* _Data items_:

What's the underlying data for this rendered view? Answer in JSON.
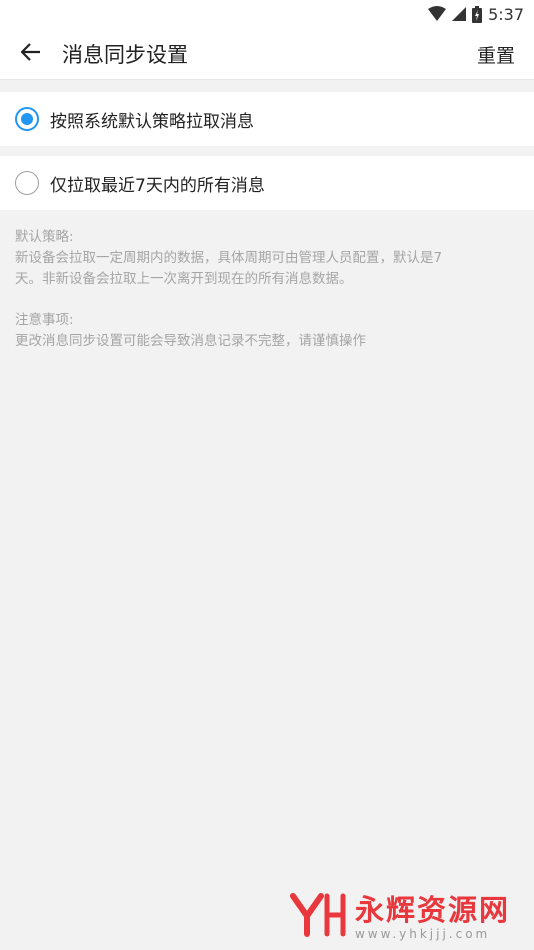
{
  "status_bar": {
    "time": "5:37",
    "icons": [
      "wifi-icon",
      "signal-icon",
      "battery-icon"
    ]
  },
  "header": {
    "title": "消息同步设置",
    "reset_label": "重置",
    "back_icon": "arrow-left-icon"
  },
  "options": [
    {
      "label": "按照系统默认策略拉取消息",
      "checked": true
    },
    {
      "label": "仅拉取最近7天内的所有消息",
      "checked": false
    }
  ],
  "notes": {
    "default_heading": "默认策略:",
    "default_line1": "新设备会拉取一定周期内的数据，具体周期可由管理人员配置，默认是7",
    "default_line2": "天。非新设备会拉取上一次离开到现在的所有消息数据。",
    "caution_heading": "注意事项:",
    "caution_line1": "更改消息同步设置可能会导致消息记录不完整，请谨慎操作"
  },
  "watermark": {
    "title": "永辉资源网",
    "url": "www.yhkjjj.com"
  },
  "colors": {
    "accent": "#2196f3",
    "background": "#f2f2f2",
    "watermark": "#e8383d",
    "note_text": "#a5a5a5"
  }
}
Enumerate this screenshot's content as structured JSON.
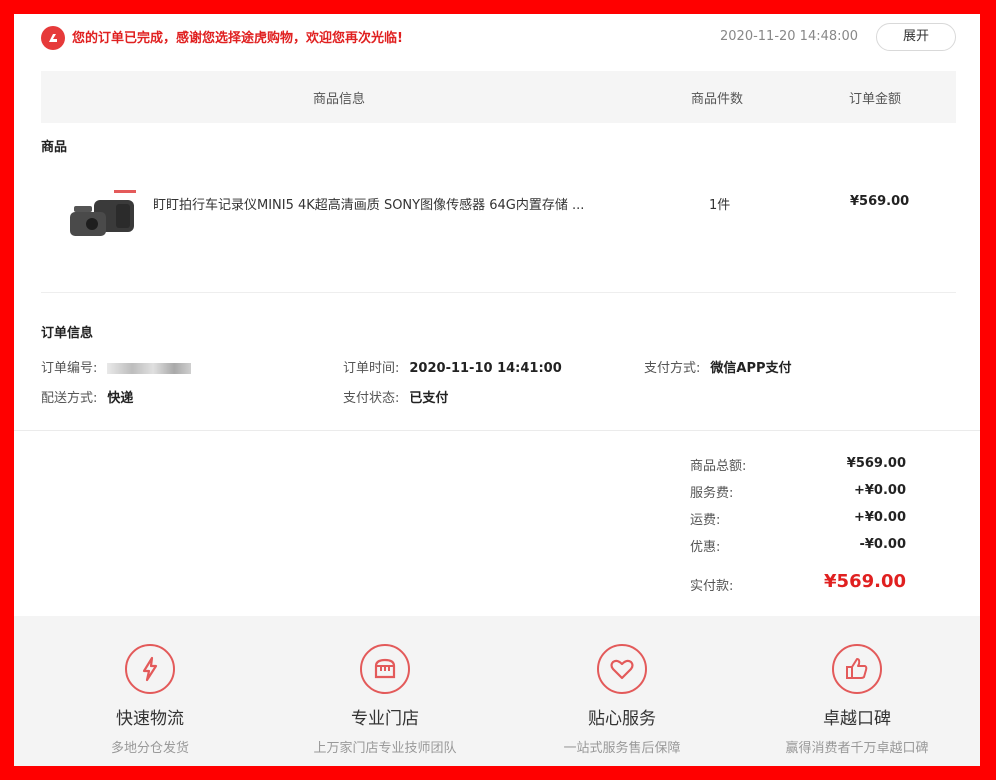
{
  "status": {
    "message": "您的订单已完成，感谢您选择途虎购物，欢迎您再次光临!",
    "time": "2020-11-20 14:48:00",
    "expand_label": "展开",
    "accent_color": "#e63a3a"
  },
  "table_header": {
    "info": "商品信息",
    "qty": "商品件数",
    "amount": "订单金额"
  },
  "products_section": {
    "title": "商品",
    "items": [
      {
        "name": "盯盯拍行车记录仪MINI5 4K超高清画质 SONY图像传感器 64G内置存储 ...",
        "qty": "1件",
        "amount": "¥569.00"
      }
    ]
  },
  "order_info": {
    "title": "订单信息",
    "order_no_label": "订单编号:",
    "order_time_label": "订单时间:",
    "order_time": "2020-11-10 14:41:00",
    "pay_method_label": "支付方式:",
    "pay_method": "微信APP支付",
    "delivery_label": "配送方式:",
    "delivery": "快递",
    "pay_status_label": "支付状态:",
    "pay_status": "已支付"
  },
  "summary": {
    "goods_total_label": "商品总额:",
    "goods_total": "¥569.00",
    "service_fee_label": "服务费:",
    "service_fee": "+¥0.00",
    "shipping_label": "运费:",
    "shipping": "+¥0.00",
    "discount_label": "优惠:",
    "discount": "-¥0.00",
    "paid_label": "实付款:",
    "paid": "¥569.00"
  },
  "features": [
    {
      "icon": "lightning-icon",
      "title": "快速物流",
      "desc": "多地分仓发货"
    },
    {
      "icon": "store-icon",
      "title": "专业门店",
      "desc": "上万家门店专业技师团队"
    },
    {
      "icon": "heart-icon",
      "title": "贴心服务",
      "desc": "一站式服务售后保障"
    },
    {
      "icon": "thumbs-up-icon",
      "title": "卓越口碑",
      "desc": "赢得消费者千万卓越口碑"
    }
  ]
}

* _INSTRUCTIONS TO FOLLOW_:
Which lines of the data include "this"? Copy each of them.

* _RESPONSE TO THE TASK_:
What's the underlying data for this rendered view? Answer in JSON.
Enumerate this screenshot's content as structured JSON.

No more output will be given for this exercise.